Write out the data again in full, exactly as it reads.
═════ Supplied entries ═════
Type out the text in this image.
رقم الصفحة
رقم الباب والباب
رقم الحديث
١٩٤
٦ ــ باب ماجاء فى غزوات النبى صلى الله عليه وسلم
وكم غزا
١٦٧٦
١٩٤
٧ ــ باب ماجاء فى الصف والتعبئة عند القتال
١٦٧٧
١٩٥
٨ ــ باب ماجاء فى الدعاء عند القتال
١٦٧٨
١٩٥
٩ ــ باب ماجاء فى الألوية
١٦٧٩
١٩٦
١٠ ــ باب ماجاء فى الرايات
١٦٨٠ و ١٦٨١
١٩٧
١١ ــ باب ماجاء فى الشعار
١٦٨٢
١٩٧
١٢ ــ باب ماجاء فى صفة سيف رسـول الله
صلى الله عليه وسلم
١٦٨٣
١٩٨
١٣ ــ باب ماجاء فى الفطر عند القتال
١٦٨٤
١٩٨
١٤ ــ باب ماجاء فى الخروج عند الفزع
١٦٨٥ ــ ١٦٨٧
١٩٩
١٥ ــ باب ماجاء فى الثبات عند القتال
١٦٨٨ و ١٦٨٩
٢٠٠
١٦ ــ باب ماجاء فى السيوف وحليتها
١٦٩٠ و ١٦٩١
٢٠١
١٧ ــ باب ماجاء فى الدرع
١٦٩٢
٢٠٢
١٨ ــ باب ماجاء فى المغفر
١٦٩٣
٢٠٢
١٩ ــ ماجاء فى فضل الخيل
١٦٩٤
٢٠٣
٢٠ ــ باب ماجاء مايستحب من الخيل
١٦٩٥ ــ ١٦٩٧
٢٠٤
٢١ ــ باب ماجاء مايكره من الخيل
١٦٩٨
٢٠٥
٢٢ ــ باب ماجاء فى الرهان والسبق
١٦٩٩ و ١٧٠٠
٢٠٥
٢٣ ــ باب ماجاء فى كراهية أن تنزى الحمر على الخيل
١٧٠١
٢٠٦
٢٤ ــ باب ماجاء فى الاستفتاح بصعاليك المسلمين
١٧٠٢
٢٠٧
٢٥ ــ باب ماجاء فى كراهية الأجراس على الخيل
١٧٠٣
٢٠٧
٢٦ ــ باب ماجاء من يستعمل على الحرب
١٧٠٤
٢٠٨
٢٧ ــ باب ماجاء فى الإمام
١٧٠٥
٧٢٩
═════
• Answer to this task
Type out the text in this image.
رقم الصفحة
رقم الباب والباب
رقم الحديث
١٩٤
٦ ــ باب ماجاء فى غزوات النبى صلى الله عليه وسلم
وكم غزا
١٦٧٦
١٩٤
٧ ــ باب ماجاء فى الصف والتعبئة عند القتال
١٦٧٧
١٩٥
٨ ــ باب ماجاء فى الدعاء عند القتال
١٦٧٨
١٩٥
٩ ــ باب ماجاء فى الألوية
١٦٧٩
١٩٦
١٠ ــ باب ماجاء فى الرايات
١٦٨٠ و ١٦٨١
١٩٧
١١ ــ باب ماجاء فى الشعار
١٦٨٢
١٩٧
١٢ ــ باب ماجاء فى صفة سيف رسـول الله
صلى الله عليه وسلم
١٦٨٣
١٩٨
١٣ ــ باب ماجاء فى الفطر عند القتال
١٦٨٤
١٩٨
١٤ ــ باب ماجاء فى الخروج عند الفزع
١٦٨٥ ــ ١٦٨٧
١٩٩
١٥ ــ باب ماجاء فى الثبات عند القتال
١٦٨٨ و ١٦٨٩
٢٠٠
١٦ ــ باب ماجاء فى السيوف وحليتها
١٦٩٠ و ١٦٩١
٢٠١
١٧ ــ باب ماجاء فى الدرع
١٦٩٢
٢٠٢
١٨ ــ باب ماجاء فى المغفر
١٦٩٣
٢٠٢
١٩ ــ ماجاء فى فضل الخيل
١٦٩٤
٢٠٣
٢٠ ــ باب ماجاء مايستحب من الخيل
١٦٩٥ ــ ١٦٩٧
٢٠٤
٢١ ــ باب ماجاء مايكره من الخيل
١٦٩٨
٢٠٥
٢٢ ــ باب ماجاء فى الرهان والسبق
١٦٩٩ و ١٧٠٠
٢٠٥
٢٣ ــ باب ماجاء فى كراهية أن تنزى الحمر على الخيل
١٧٠١
٢٠٦
٢٤ ــ باب ماجاء فى الاستفتاح بصعاليك المسلمين
١٧٠٢
٢٠٧
٢٥ ــ باب ماجاء فى كراهية الأجراس على الخيل
١٧٠٣
٢٠٧
٢٦ ــ باب ماجاء من يستعمل على الحرب
١٧٠٤
٢٠٨
٢٧ ــ باب ماجاء فى الإمام
١٧٠٥
٧٢٩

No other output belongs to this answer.